→ Task description: Pull out every line below that holds the word "name".

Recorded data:
────
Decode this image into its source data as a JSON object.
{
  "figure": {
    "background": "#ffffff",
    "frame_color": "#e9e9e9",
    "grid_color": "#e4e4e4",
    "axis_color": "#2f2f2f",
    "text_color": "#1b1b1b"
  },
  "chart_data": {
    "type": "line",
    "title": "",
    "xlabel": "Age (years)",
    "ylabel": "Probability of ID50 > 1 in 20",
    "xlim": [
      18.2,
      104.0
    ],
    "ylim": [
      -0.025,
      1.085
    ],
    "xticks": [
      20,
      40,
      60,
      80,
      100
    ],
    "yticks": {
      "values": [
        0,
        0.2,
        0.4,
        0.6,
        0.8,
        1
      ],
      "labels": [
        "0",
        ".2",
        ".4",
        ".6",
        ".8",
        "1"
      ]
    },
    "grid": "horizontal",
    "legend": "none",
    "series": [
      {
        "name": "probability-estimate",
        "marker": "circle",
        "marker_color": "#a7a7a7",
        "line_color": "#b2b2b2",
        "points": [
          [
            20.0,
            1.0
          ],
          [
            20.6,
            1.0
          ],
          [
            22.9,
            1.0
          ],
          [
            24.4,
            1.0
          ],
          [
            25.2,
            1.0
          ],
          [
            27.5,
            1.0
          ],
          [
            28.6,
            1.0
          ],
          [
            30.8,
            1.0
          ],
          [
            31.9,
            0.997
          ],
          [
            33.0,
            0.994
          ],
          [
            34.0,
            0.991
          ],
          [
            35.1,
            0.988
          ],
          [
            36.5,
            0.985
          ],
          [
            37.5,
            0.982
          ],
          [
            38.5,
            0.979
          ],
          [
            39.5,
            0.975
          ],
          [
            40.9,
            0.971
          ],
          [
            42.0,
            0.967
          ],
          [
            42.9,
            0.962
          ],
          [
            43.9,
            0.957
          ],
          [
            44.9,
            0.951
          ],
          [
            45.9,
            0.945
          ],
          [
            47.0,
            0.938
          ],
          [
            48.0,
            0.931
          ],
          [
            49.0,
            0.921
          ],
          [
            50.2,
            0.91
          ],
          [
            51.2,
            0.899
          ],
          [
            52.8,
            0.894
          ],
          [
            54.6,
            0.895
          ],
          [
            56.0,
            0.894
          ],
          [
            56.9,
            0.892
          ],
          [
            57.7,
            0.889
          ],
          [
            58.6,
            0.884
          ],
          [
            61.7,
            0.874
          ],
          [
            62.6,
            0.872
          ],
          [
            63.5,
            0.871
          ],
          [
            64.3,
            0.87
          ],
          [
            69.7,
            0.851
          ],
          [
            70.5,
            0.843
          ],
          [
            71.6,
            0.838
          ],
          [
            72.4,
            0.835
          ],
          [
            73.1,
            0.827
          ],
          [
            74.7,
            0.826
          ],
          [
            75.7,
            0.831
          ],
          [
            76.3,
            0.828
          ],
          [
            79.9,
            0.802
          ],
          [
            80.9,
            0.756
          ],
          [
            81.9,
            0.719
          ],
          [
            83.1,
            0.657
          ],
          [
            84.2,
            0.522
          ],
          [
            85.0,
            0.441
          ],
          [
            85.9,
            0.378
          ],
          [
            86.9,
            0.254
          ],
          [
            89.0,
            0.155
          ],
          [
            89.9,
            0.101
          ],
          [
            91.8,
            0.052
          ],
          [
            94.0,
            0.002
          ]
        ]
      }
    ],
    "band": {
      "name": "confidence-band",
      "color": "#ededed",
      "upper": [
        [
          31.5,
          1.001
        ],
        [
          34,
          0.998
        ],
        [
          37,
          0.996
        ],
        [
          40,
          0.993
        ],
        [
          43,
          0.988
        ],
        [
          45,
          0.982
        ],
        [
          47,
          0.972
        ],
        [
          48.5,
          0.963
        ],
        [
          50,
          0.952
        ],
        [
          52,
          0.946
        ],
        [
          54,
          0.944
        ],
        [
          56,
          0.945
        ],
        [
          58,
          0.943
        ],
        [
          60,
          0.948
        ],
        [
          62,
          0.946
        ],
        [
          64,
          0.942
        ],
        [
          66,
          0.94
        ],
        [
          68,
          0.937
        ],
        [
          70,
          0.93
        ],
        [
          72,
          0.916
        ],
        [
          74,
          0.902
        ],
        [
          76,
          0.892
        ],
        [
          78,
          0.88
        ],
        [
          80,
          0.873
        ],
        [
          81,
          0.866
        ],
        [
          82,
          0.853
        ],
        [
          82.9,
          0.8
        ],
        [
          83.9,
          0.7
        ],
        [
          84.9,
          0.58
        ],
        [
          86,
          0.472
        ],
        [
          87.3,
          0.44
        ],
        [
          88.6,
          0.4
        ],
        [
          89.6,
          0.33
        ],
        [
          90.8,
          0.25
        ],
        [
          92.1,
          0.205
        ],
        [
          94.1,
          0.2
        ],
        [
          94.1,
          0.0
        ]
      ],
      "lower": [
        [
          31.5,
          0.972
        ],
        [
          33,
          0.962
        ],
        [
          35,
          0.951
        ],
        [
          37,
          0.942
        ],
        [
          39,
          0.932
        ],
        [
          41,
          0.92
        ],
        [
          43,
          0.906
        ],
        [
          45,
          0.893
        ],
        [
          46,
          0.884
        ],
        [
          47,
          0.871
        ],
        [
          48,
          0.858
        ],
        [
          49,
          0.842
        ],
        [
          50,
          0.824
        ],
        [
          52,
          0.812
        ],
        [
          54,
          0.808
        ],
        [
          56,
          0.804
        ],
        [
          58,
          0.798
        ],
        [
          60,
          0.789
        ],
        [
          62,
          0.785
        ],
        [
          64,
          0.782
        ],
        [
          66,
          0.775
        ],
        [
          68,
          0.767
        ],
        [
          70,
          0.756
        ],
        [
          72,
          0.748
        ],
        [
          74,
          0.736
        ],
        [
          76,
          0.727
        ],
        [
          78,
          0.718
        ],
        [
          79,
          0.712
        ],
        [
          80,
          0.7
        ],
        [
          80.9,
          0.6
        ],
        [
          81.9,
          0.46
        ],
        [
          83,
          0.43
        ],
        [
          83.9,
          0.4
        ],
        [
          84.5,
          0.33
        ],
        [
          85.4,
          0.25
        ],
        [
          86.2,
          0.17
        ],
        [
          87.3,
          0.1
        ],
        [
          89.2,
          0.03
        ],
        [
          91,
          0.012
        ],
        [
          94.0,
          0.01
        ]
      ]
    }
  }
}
────
→ Answer in full:
        "name": "probability-estimate",
      "name": "confidence-band",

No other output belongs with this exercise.